GIVEN PROBLEM
Type out the material below exactly.

Data items
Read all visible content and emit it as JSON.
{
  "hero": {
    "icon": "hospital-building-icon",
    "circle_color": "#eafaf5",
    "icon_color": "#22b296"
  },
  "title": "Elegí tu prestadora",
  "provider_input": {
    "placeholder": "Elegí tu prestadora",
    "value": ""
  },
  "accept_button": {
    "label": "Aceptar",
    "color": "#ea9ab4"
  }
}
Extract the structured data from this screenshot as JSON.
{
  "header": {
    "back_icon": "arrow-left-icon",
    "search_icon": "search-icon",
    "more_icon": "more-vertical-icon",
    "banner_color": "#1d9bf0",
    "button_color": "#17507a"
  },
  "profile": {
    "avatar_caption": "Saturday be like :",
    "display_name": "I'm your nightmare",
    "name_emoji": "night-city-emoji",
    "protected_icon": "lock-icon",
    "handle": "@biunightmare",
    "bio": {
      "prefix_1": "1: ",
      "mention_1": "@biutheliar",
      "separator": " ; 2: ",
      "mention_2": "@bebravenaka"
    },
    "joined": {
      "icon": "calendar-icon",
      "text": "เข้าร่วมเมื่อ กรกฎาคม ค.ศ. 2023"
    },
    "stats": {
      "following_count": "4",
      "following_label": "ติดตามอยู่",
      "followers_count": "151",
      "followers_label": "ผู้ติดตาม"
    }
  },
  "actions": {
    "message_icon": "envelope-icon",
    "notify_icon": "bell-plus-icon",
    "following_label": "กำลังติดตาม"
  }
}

EXPECTED ANSWER
Read all visible content and emit it as JSON.
{
  "hero": {
    "icon": "hospital-building-icon",
    "circle_color": "#eafaf5",
    "icon_color": "#22b296"
  },
  "title": "Elegí tu prestadora",
  "provider_input": {
    "placeholder": "Elegí tu prestadora",
    "value": ""
  },
  "accept_button": {
    "label": "Aceptar",
    "color": "#ea9ab4"
  }
}
Extract the structured data from this screenshot as JSON.
{
  "header": {
    "back_icon": "arrow-left-icon",
    "search_icon": "search-icon",
    "more_icon": "more-vertical-icon",
    "banner_color": "#1d9bf0",
    "button_color": "#17507a"
  },
  "profile": {
    "avatar_caption": "Saturday be like :",
    "display_name": "I'm your nightmare",
    "name_emoji": "night-city-emoji",
    "protected_icon": "lock-icon",
    "handle": "@biunightmare",
    "bio": {
      "prefix_1": "1: ",
      "mention_1": "@biutheliar",
      "separator": " ; 2: ",
      "mention_2": "@bebravenaka"
    },
    "joined": {
      "icon": "calendar-icon",
      "text": "เข้าร่วมเมื่อ กรกฎาคม ค.ศ. 2023"
    },
    "stats": {
      "following_count": "4",
      "following_label": "ติดตามอยู่",
      "followers_count": "151",
      "followers_label": "ผู้ติดตาม"
    }
  },
  "actions": {
    "message_icon": "envelope-icon",
    "notify_icon": "bell-plus-icon",
    "following_label": "กำลังติดตาม"
  }
}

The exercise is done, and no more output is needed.